### Requirement
Count lines with "JSON" in them. Report only the total.

### Data for this task

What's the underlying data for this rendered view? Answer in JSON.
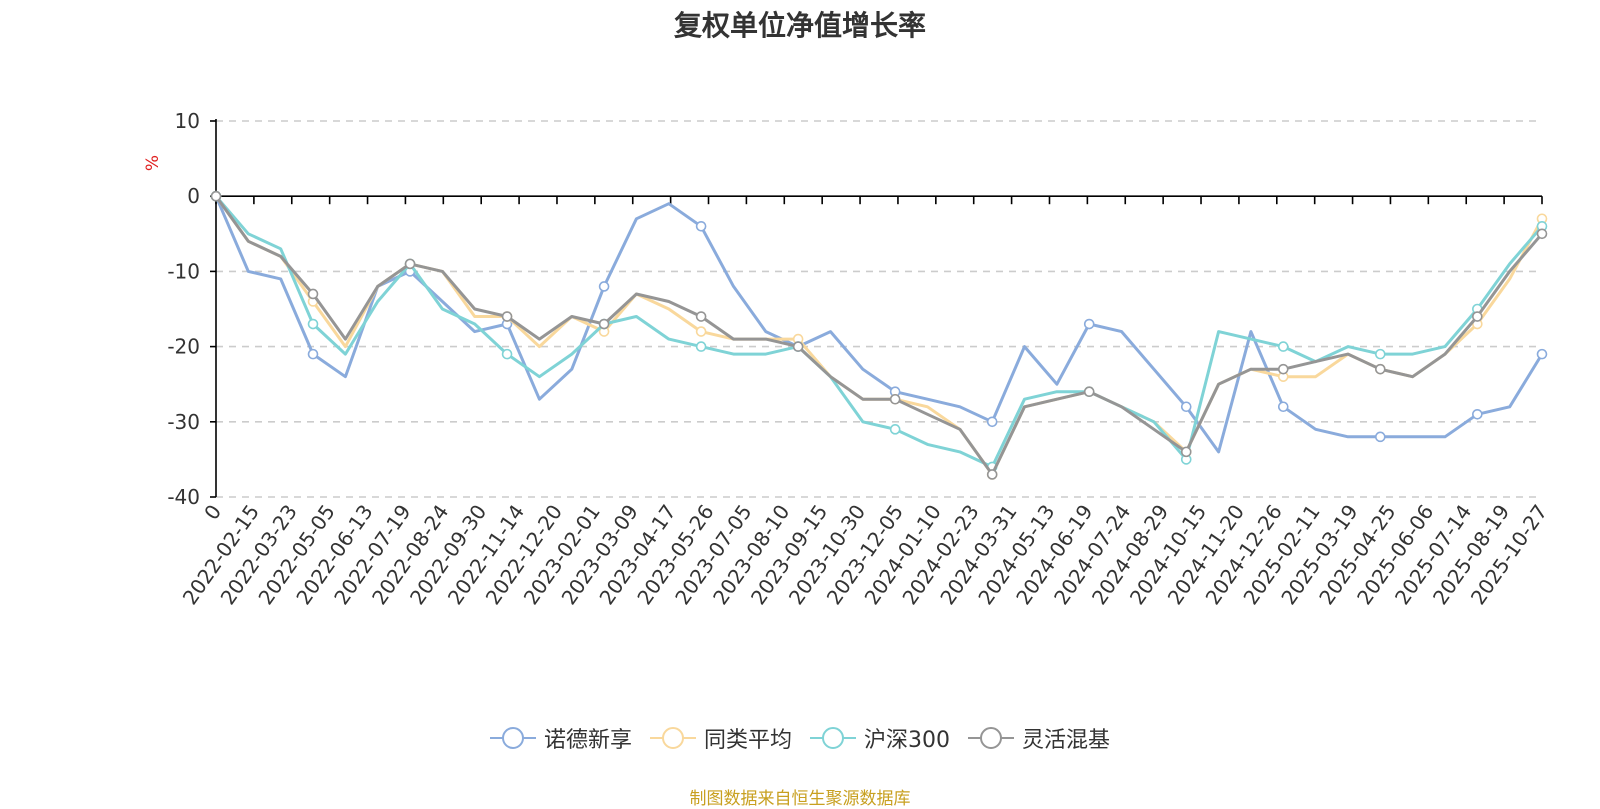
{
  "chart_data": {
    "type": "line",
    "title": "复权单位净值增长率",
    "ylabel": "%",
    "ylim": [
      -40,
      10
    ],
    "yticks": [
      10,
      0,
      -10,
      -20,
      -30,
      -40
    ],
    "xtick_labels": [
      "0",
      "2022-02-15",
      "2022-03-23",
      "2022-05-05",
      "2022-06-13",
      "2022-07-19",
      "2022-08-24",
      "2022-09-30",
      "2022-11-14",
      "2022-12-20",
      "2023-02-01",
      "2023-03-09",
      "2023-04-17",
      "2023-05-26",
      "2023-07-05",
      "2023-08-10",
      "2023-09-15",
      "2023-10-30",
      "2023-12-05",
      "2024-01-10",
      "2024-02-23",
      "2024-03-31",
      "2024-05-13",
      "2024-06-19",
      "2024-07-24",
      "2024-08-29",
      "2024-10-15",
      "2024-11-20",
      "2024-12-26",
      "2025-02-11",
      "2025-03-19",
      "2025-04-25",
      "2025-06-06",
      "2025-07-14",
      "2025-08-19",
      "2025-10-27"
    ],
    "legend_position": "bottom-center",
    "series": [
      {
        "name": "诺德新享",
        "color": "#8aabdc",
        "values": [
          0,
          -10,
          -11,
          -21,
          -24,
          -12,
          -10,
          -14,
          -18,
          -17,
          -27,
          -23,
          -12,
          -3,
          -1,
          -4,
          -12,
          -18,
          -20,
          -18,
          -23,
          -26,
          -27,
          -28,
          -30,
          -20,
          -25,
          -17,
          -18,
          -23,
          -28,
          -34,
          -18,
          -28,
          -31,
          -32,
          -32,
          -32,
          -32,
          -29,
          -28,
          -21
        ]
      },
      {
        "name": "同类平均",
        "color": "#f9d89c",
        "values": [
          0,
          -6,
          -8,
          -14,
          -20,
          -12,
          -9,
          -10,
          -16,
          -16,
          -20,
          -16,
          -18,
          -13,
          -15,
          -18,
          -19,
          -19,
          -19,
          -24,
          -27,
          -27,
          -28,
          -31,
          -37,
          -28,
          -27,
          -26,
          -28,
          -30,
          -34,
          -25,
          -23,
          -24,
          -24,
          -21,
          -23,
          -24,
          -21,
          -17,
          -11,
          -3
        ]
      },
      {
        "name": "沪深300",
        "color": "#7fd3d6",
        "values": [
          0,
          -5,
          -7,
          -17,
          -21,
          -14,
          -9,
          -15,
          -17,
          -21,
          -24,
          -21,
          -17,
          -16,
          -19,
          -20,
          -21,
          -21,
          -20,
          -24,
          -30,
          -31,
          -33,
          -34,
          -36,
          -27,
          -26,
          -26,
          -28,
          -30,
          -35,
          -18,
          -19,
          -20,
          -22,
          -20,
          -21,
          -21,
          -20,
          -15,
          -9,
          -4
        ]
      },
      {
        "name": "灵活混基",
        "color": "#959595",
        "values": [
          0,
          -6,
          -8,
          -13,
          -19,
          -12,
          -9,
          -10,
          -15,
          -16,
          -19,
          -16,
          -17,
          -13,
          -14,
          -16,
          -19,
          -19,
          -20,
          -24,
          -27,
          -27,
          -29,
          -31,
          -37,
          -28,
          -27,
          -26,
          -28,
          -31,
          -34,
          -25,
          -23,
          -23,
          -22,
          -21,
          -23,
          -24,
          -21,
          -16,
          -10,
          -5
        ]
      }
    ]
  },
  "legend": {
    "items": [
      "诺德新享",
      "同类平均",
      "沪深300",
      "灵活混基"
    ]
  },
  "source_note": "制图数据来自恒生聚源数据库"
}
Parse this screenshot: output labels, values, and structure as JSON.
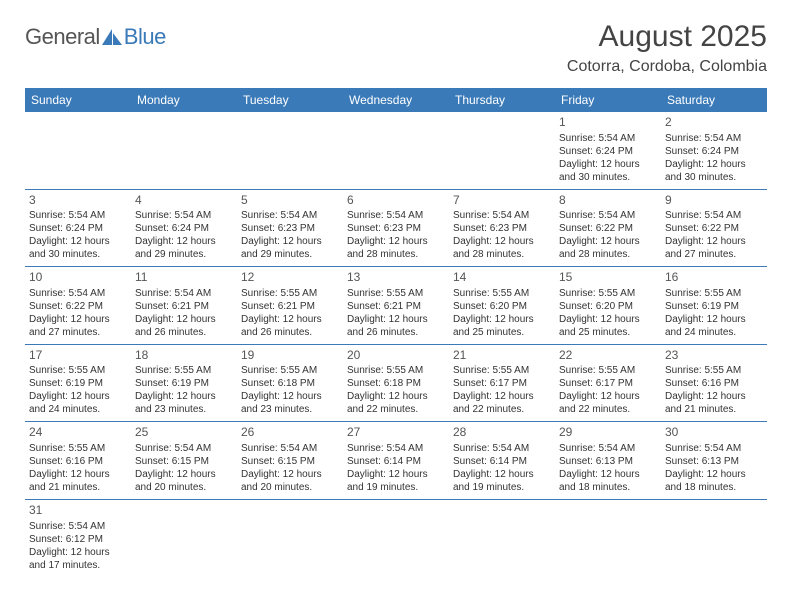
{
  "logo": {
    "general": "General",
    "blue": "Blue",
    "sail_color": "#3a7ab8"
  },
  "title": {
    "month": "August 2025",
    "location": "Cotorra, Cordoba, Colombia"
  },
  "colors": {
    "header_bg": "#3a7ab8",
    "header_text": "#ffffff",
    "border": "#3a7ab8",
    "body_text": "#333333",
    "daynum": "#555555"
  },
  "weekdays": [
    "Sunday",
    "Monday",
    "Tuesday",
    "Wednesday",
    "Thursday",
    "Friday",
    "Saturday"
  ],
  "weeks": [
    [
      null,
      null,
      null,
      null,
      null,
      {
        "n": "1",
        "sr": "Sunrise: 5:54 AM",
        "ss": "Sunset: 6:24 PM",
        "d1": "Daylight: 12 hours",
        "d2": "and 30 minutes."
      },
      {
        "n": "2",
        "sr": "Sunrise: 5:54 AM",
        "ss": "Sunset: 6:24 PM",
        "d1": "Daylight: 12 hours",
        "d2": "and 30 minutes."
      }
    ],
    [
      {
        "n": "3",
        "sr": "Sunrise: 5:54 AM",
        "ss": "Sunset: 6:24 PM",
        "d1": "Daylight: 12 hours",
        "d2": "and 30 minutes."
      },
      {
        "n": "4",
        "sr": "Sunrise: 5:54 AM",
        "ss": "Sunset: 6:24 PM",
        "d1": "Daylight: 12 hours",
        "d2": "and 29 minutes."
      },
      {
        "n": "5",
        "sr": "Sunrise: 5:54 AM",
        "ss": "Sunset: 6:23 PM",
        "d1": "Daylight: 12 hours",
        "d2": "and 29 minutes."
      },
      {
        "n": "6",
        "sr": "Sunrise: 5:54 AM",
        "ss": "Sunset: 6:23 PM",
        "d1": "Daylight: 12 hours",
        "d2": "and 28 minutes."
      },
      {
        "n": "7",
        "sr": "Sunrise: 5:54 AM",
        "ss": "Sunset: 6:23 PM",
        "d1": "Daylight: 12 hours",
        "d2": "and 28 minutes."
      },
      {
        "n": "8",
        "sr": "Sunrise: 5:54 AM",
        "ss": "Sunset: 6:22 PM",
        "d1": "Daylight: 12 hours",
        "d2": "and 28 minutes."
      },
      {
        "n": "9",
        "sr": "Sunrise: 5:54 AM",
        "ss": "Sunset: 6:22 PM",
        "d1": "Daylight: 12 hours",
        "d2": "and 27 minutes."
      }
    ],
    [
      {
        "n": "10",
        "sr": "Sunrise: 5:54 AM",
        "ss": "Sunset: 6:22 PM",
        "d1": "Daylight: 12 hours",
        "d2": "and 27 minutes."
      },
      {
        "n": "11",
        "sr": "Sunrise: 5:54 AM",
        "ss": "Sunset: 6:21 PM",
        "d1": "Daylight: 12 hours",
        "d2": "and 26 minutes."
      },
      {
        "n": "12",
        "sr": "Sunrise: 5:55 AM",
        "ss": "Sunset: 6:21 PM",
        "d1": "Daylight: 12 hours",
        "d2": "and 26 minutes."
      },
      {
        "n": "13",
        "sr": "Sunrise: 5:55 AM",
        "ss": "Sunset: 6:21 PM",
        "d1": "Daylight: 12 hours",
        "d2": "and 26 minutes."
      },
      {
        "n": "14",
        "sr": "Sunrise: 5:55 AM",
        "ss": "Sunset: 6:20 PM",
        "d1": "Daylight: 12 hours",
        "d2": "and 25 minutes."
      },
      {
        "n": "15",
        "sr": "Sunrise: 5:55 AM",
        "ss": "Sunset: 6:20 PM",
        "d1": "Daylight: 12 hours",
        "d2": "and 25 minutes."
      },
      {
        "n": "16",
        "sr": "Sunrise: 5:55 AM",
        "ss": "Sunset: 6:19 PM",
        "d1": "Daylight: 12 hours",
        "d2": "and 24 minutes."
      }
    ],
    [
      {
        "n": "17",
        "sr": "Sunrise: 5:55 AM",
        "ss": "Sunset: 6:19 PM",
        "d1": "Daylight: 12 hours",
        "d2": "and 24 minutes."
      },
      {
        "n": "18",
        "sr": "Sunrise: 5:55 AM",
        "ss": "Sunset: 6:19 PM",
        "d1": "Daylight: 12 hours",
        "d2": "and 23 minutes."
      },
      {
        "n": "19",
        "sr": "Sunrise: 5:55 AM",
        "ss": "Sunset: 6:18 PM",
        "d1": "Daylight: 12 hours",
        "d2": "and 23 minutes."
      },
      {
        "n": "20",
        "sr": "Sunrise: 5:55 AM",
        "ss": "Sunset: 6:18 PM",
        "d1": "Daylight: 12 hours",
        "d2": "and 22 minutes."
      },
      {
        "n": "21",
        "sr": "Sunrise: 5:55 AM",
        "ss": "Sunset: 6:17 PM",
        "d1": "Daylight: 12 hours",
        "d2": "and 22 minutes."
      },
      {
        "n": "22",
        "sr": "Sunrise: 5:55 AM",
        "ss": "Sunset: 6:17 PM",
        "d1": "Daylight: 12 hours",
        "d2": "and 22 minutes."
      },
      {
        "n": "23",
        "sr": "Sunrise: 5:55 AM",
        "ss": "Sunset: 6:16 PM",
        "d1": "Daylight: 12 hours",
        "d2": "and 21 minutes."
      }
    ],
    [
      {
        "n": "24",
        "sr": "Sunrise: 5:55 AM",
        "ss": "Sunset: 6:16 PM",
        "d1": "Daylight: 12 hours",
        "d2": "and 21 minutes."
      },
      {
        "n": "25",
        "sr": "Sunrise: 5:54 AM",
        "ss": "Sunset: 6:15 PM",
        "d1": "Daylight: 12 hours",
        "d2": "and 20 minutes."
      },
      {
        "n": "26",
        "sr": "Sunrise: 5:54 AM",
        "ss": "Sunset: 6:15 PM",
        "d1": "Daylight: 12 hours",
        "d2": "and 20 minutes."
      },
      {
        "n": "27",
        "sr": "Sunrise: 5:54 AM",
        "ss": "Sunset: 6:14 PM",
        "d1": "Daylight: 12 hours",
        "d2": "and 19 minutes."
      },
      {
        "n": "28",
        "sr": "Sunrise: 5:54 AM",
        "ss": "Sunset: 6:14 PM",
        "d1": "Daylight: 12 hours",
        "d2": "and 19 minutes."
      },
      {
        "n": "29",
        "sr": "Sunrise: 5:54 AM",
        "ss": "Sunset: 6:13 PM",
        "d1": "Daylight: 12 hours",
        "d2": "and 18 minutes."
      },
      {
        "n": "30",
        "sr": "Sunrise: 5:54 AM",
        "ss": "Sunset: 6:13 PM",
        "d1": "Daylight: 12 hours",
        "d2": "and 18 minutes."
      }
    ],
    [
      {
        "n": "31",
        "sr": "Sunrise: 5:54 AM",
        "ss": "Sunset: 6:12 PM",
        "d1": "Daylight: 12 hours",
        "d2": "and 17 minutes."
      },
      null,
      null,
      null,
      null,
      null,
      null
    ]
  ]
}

### Complete answer
2